Collected data:
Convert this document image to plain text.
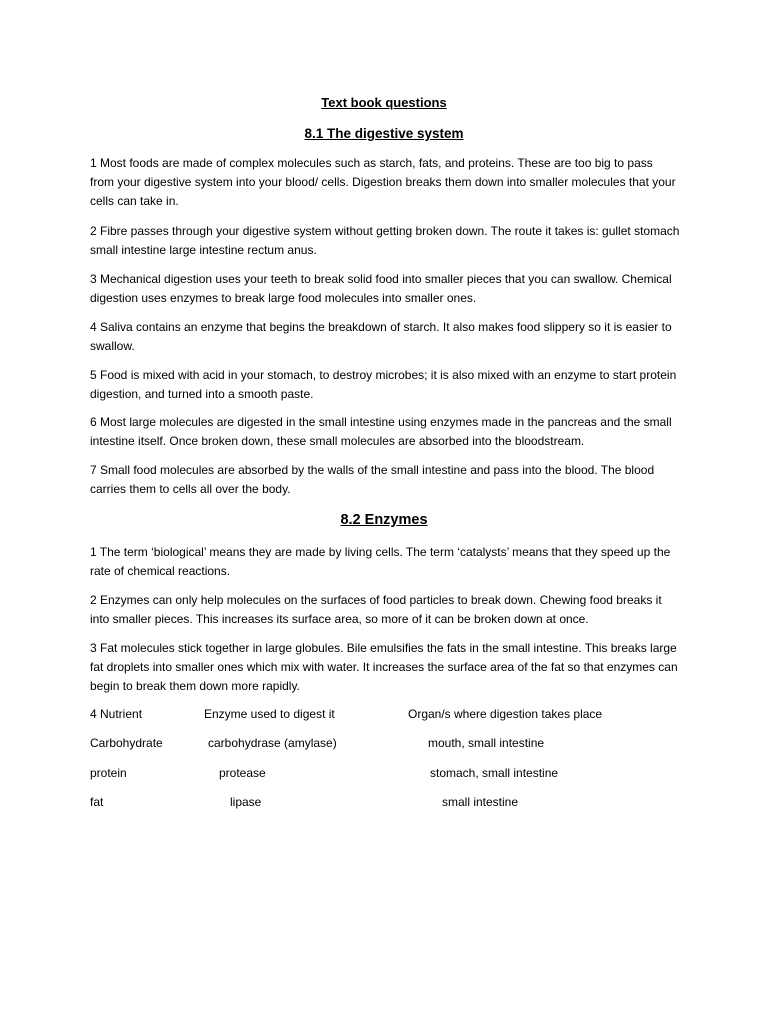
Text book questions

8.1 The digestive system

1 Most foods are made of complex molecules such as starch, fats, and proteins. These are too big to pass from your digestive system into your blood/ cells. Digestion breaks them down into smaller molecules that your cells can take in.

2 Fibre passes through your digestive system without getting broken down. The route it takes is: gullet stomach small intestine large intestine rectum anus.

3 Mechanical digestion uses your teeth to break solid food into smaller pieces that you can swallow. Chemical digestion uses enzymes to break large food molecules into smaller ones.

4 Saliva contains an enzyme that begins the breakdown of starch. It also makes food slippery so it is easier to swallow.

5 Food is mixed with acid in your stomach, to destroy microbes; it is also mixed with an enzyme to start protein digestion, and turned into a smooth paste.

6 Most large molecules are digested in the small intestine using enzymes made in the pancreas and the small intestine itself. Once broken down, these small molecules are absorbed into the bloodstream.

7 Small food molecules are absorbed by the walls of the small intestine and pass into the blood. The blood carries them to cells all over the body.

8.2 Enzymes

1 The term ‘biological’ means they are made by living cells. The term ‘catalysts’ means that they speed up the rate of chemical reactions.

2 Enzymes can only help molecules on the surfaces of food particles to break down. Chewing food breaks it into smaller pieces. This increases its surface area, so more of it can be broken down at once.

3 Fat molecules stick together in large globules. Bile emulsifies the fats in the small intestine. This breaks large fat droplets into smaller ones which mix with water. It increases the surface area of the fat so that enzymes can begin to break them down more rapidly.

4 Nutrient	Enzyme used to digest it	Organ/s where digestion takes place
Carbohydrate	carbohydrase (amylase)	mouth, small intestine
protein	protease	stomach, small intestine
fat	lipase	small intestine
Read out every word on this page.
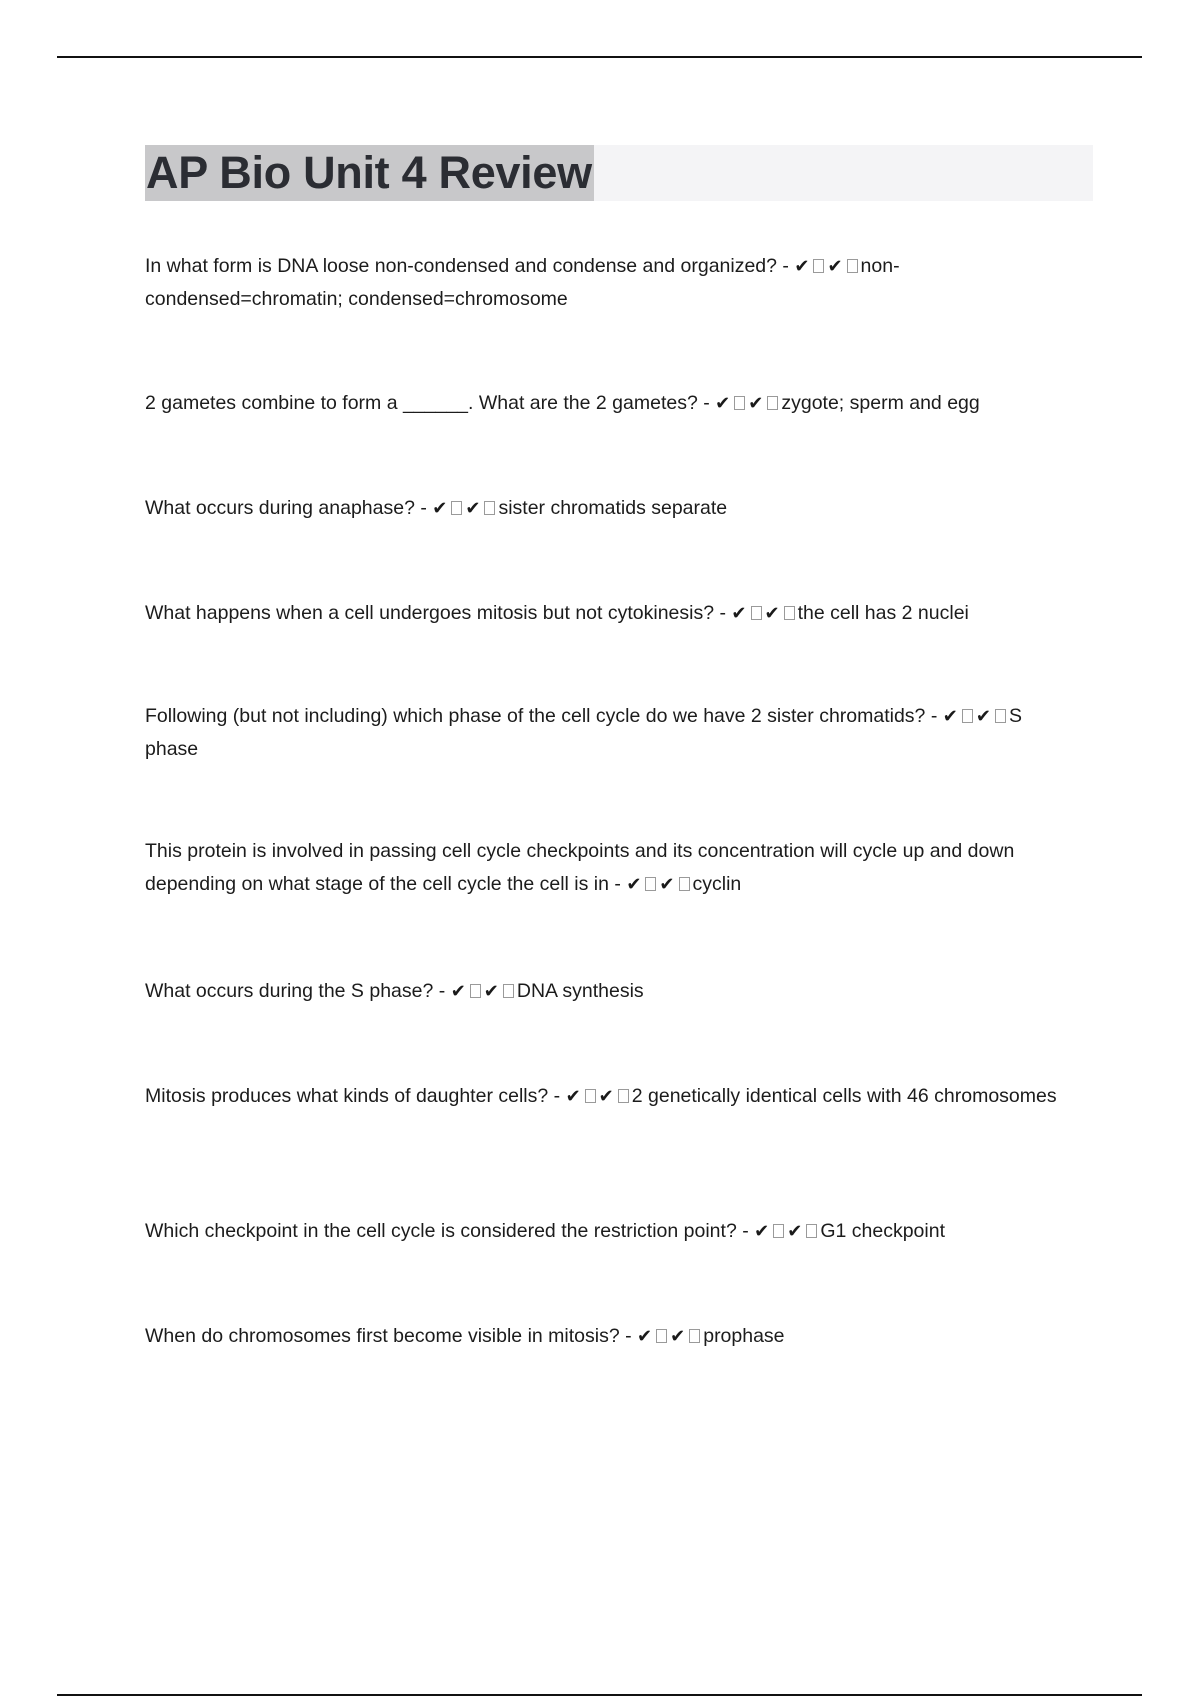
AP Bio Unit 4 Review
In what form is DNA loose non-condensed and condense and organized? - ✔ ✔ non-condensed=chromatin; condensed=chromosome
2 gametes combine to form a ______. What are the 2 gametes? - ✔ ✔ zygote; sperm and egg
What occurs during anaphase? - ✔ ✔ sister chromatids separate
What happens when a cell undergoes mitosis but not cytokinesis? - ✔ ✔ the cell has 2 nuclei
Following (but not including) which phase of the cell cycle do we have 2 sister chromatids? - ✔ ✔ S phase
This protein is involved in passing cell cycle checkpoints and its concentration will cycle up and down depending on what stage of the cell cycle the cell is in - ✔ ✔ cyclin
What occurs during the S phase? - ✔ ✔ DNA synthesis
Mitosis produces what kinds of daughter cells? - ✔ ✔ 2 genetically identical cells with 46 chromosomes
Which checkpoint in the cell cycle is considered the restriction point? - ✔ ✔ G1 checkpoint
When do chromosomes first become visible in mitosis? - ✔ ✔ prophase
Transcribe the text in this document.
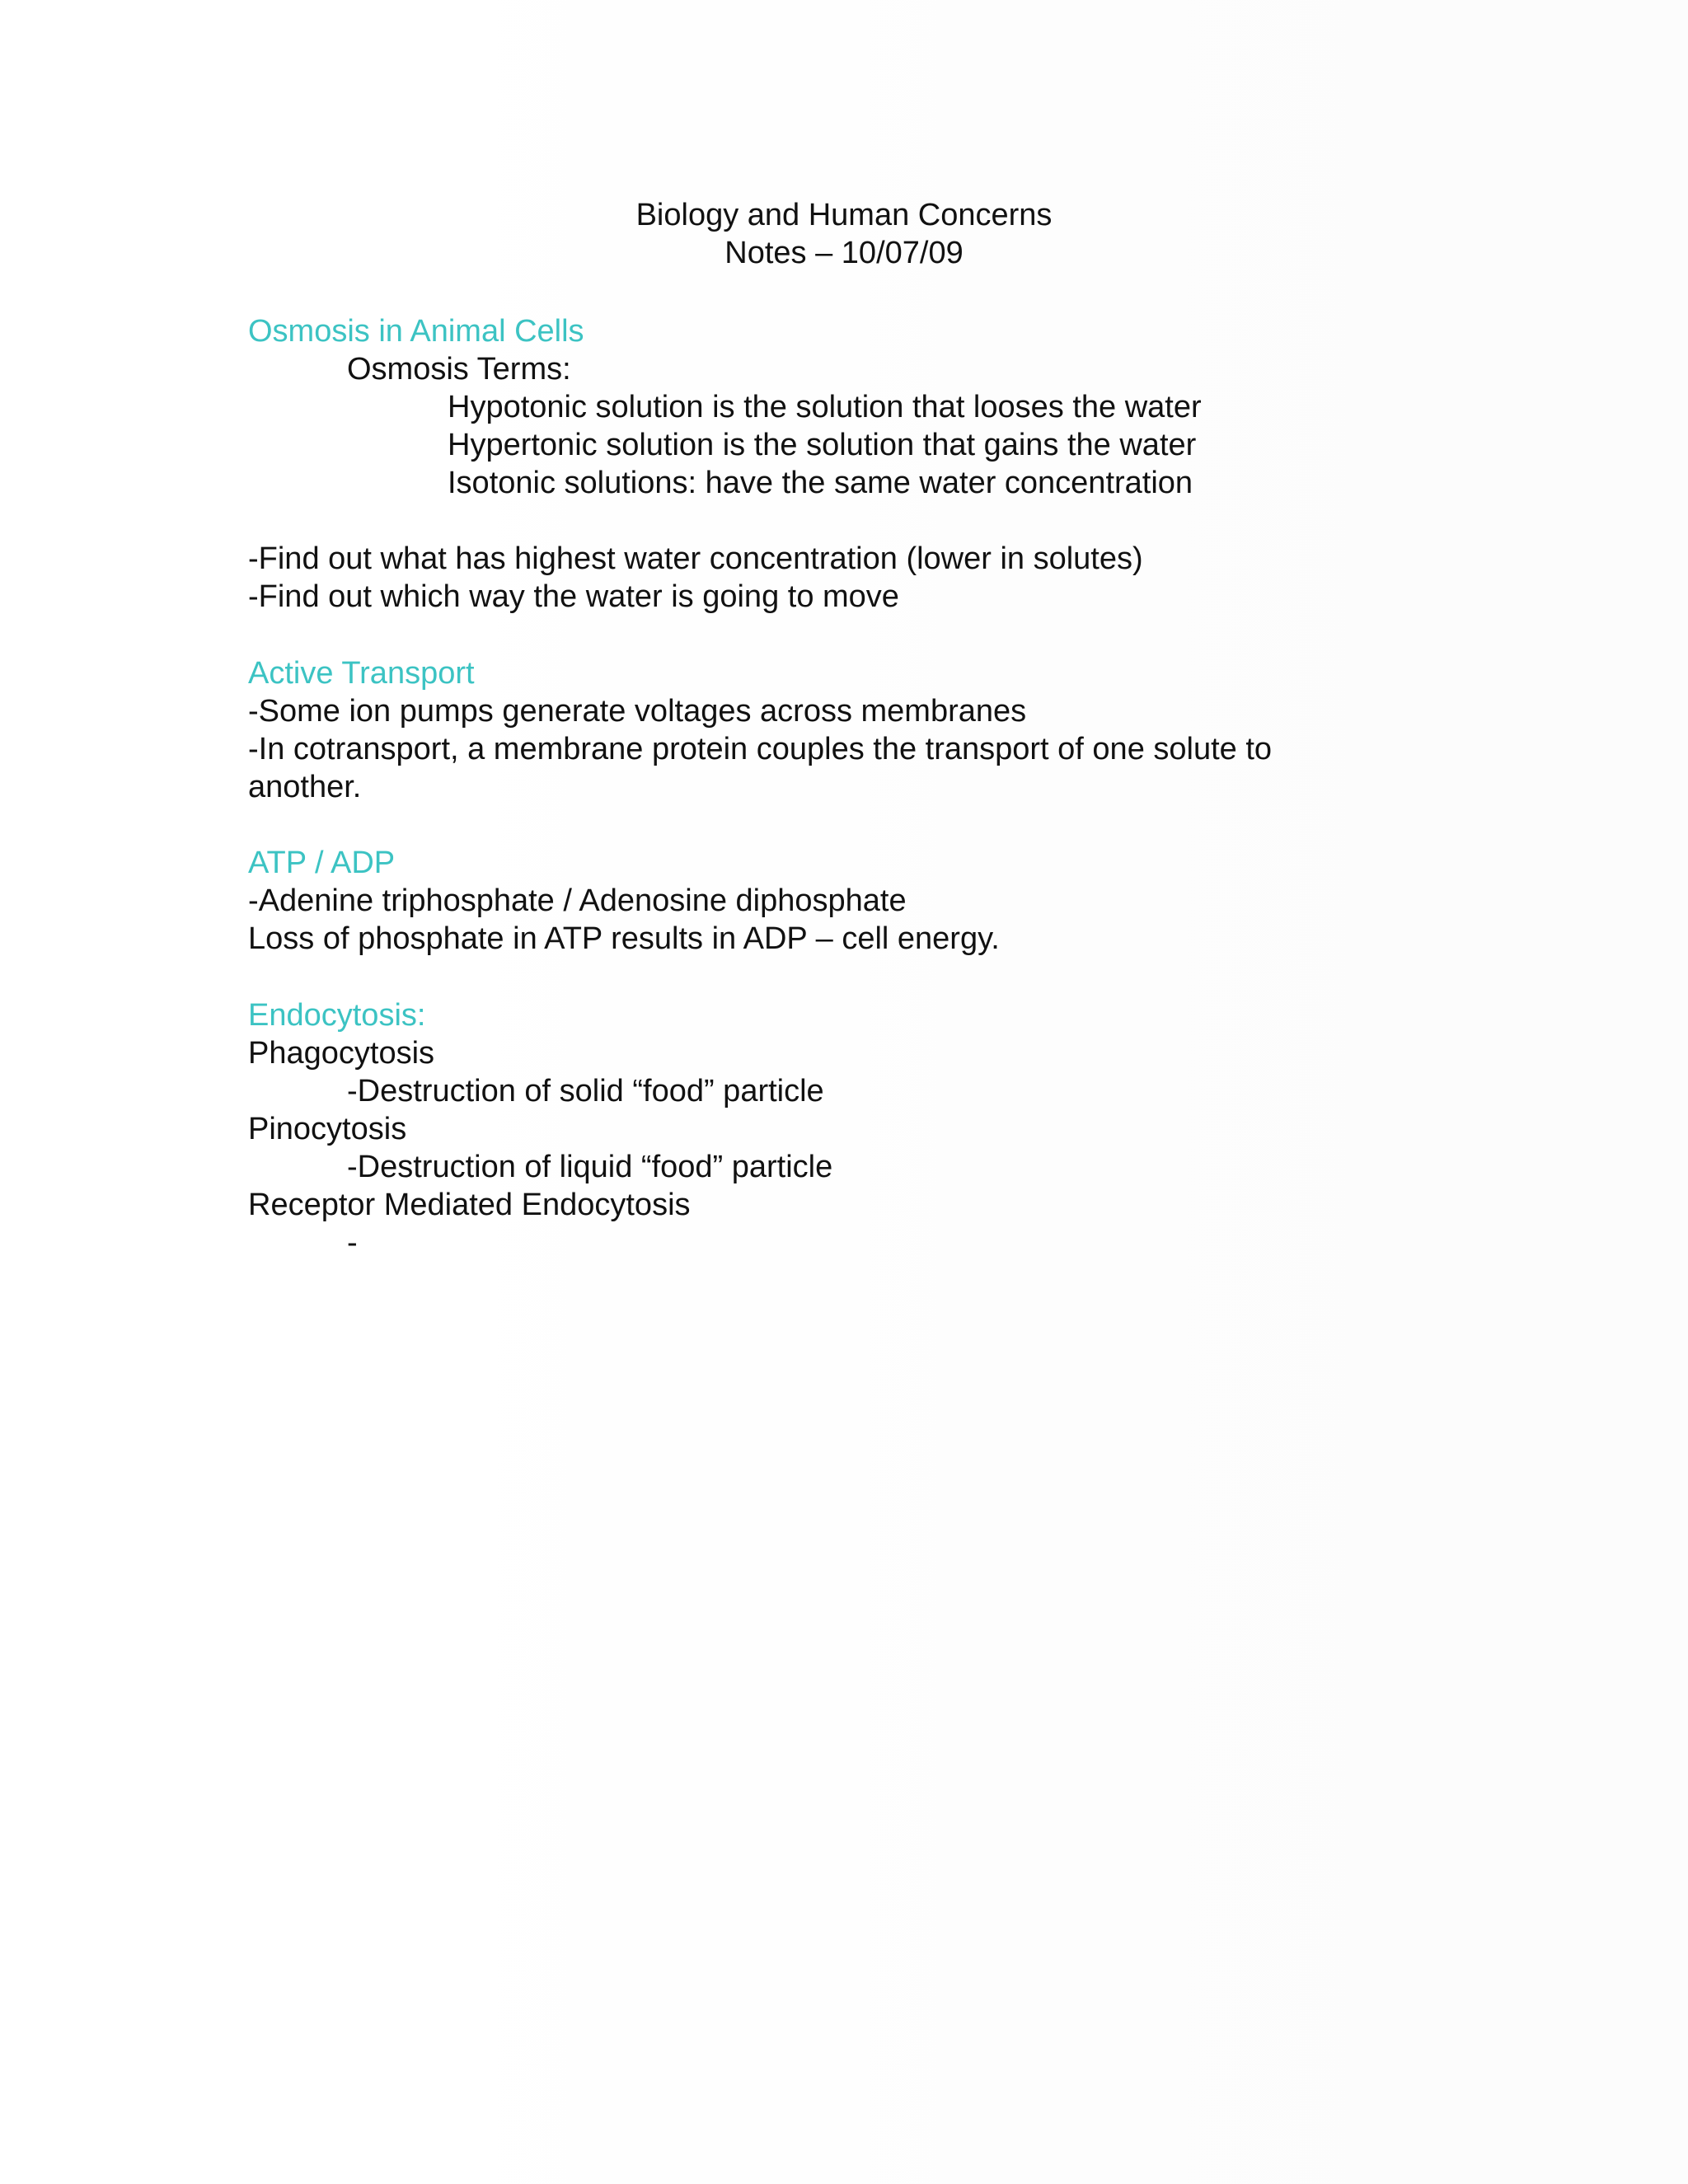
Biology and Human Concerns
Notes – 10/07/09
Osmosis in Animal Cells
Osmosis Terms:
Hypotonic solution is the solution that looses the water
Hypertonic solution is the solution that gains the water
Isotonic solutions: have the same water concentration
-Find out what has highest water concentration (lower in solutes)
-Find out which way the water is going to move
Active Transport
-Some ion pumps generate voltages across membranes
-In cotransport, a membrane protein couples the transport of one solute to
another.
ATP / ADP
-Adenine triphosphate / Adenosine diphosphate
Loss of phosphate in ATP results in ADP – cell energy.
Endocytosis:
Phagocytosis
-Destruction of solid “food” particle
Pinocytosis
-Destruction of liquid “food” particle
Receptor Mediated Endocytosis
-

— Exercise brief —
Once you find the line containing "Transcribe the text in this document.", retype it and every line after it through the last line of the records above, exactly. Add nothing else, and leave out the pictures.

— Solution below —
Transcribe the text in this document.
Biology and Human Concerns
Notes – 10/07/09
Osmosis in Animal Cells
Osmosis Terms:
Hypotonic solution is the solution that looses the water
Hypertonic solution is the solution that gains the water
Isotonic solutions: have the same water concentration
-Find out what has highest water concentration (lower in solutes)
-Find out which way the water is going to move
Active Transport
-Some ion pumps generate voltages across membranes
-In cotransport, a membrane protein couples the transport of one solute to
another.
ATP / ADP
-Adenine triphosphate / Adenosine diphosphate
Loss of phosphate in ATP results in ADP – cell energy.
Endocytosis:
Phagocytosis
-Destruction of solid “food” particle
Pinocytosis
-Destruction of liquid “food” particle
Receptor Mediated Endocytosis
-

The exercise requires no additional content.